==== Data lines ====
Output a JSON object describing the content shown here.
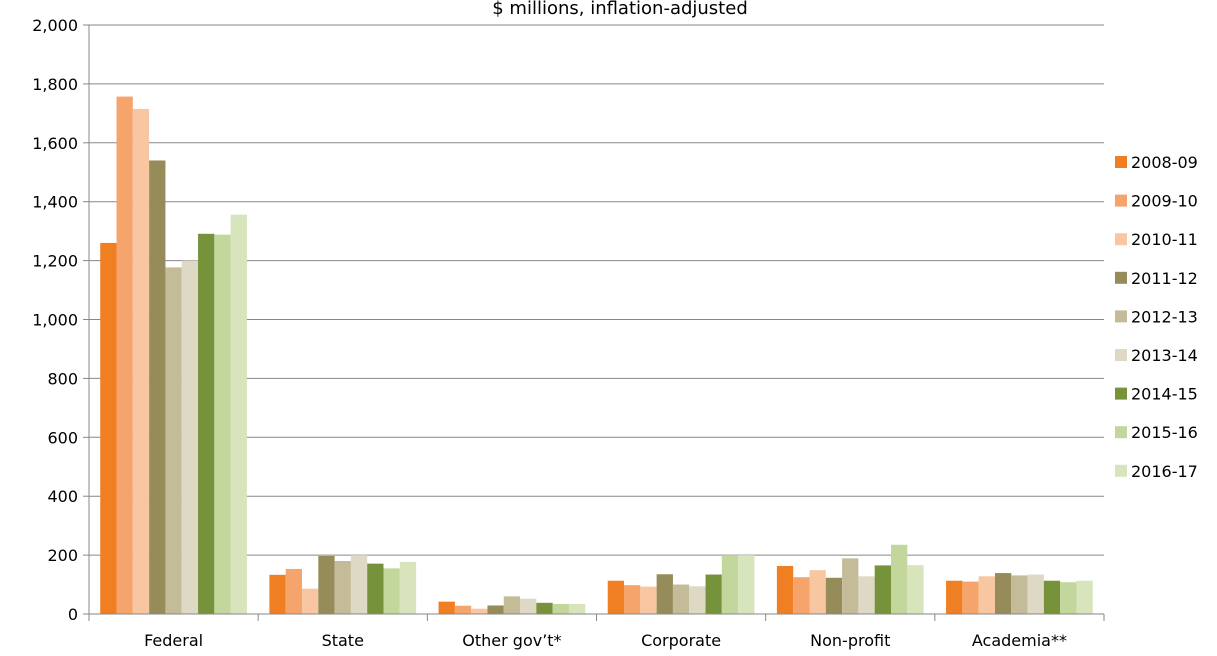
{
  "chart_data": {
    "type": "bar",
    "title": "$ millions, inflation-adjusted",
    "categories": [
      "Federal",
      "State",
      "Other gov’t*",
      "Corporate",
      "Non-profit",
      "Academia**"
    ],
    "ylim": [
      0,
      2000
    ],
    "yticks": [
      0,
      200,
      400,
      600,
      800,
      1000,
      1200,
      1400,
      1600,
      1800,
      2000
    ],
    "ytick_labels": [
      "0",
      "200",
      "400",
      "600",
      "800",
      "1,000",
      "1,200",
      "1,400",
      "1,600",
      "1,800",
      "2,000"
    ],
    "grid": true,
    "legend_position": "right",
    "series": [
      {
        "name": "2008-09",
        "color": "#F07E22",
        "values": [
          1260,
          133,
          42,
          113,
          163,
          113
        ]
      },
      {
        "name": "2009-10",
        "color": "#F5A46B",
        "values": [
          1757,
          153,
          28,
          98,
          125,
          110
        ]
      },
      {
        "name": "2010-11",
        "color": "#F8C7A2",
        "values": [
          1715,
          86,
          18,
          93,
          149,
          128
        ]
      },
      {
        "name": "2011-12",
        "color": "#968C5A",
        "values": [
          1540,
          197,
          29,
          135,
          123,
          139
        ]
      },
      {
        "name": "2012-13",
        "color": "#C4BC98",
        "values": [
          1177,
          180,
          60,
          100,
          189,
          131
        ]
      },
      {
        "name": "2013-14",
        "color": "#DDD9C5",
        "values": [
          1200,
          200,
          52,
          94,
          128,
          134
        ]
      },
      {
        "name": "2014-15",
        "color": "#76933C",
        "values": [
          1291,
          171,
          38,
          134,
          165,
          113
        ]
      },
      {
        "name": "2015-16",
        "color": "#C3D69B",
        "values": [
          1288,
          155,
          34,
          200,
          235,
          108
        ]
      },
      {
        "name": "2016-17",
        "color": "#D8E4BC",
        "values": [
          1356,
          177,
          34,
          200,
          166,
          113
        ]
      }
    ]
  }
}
====
Task prompt
Show the lines where the word "color" appears in the entries.

Expected answer
        "color": "#F07E22",
        "color": "#F5A46B",
        "color": "#F8C7A2",
        "color": "#968C5A",
        "color": "#C4BC98",
        "color": "#DDD9C5",
        "color": "#76933C",
        "color": "#C3D69B",
        "color": "#D8E4BC",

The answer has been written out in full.